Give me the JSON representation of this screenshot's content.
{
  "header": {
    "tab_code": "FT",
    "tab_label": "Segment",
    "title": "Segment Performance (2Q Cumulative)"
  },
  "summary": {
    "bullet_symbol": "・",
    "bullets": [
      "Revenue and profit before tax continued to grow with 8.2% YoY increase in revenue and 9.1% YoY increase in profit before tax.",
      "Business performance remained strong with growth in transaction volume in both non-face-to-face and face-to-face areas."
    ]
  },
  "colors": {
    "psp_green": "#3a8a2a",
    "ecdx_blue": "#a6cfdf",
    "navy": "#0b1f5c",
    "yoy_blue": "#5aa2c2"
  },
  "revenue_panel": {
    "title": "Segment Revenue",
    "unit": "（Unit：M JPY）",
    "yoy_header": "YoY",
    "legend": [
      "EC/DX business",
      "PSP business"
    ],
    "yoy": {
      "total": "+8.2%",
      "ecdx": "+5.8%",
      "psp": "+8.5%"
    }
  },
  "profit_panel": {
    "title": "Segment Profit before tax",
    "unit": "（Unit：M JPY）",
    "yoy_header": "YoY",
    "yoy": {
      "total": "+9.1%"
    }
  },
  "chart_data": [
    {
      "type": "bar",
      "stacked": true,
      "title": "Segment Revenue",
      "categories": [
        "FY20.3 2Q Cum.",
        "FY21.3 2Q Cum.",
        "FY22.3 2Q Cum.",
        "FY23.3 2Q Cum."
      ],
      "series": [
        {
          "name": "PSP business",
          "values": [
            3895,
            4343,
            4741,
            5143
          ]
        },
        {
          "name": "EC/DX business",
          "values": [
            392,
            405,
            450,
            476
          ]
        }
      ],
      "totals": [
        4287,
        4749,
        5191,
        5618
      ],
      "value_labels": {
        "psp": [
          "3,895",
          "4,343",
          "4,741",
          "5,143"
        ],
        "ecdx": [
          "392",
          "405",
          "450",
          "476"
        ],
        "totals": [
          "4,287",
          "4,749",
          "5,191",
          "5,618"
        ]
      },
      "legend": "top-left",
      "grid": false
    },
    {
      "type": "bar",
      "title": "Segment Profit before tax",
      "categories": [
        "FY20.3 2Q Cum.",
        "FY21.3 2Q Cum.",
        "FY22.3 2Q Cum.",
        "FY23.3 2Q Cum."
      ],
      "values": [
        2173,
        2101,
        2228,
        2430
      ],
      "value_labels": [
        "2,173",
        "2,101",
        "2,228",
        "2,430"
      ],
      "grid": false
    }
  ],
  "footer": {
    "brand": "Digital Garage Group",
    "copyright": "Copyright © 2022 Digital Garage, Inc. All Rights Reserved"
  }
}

* Short exercise
Repeat each of the entries above precisely as given.

* Output of the exercise
Give me the JSON representation of this screenshot's content.
{
  "header": {
    "tab_code": "FT",
    "tab_label": "Segment",
    "title": "Segment Performance (2Q Cumulative)"
  },
  "summary": {
    "bullet_symbol": "・",
    "bullets": [
      "Revenue and profit before tax continued to grow with 8.2% YoY increase in revenue and 9.1% YoY increase in profit before tax.",
      "Business performance remained strong with growth in transaction volume in both non-face-to-face and face-to-face areas."
    ]
  },
  "colors": {
    "psp_green": "#3a8a2a",
    "ecdx_blue": "#a6cfdf",
    "navy": "#0b1f5c",
    "yoy_blue": "#5aa2c2"
  },
  "revenue_panel": {
    "title": "Segment Revenue",
    "unit": "（Unit：M JPY）",
    "yoy_header": "YoY",
    "legend": [
      "EC/DX business",
      "PSP business"
    ],
    "yoy": {
      "total": "+8.2%",
      "ecdx": "+5.8%",
      "psp": "+8.5%"
    }
  },
  "profit_panel": {
    "title": "Segment Profit before tax",
    "unit": "（Unit：M JPY）",
    "yoy_header": "YoY",
    "yoy": {
      "total": "+9.1%"
    }
  },
  "chart_data": [
    {
      "type": "bar",
      "stacked": true,
      "title": "Segment Revenue",
      "categories": [
        "FY20.3 2Q Cum.",
        "FY21.3 2Q Cum.",
        "FY22.3 2Q Cum.",
        "FY23.3 2Q Cum."
      ],
      "series": [
        {
          "name": "PSP business",
          "values": [
            3895,
            4343,
            4741,
            5143
          ]
        },
        {
          "name": "EC/DX business",
          "values": [
            392,
            405,
            450,
            476
          ]
        }
      ],
      "totals": [
        4287,
        4749,
        5191,
        5618
      ],
      "value_labels": {
        "psp": [
          "3,895",
          "4,343",
          "4,741",
          "5,143"
        ],
        "ecdx": [
          "392",
          "405",
          "450",
          "476"
        ],
        "totals": [
          "4,287",
          "4,749",
          "5,191",
          "5,618"
        ]
      },
      "legend": "top-left",
      "grid": false
    },
    {
      "type": "bar",
      "title": "Segment Profit before tax",
      "categories": [
        "FY20.3 2Q Cum.",
        "FY21.3 2Q Cum.",
        "FY22.3 2Q Cum.",
        "FY23.3 2Q Cum."
      ],
      "values": [
        2173,
        2101,
        2228,
        2430
      ],
      "value_labels": [
        "2,173",
        "2,101",
        "2,228",
        "2,430"
      ],
      "grid": false
    }
  ],
  "footer": {
    "brand": "Digital Garage Group",
    "copyright": "Copyright © 2022 Digital Garage, Inc. All Rights Reserved"
  }
}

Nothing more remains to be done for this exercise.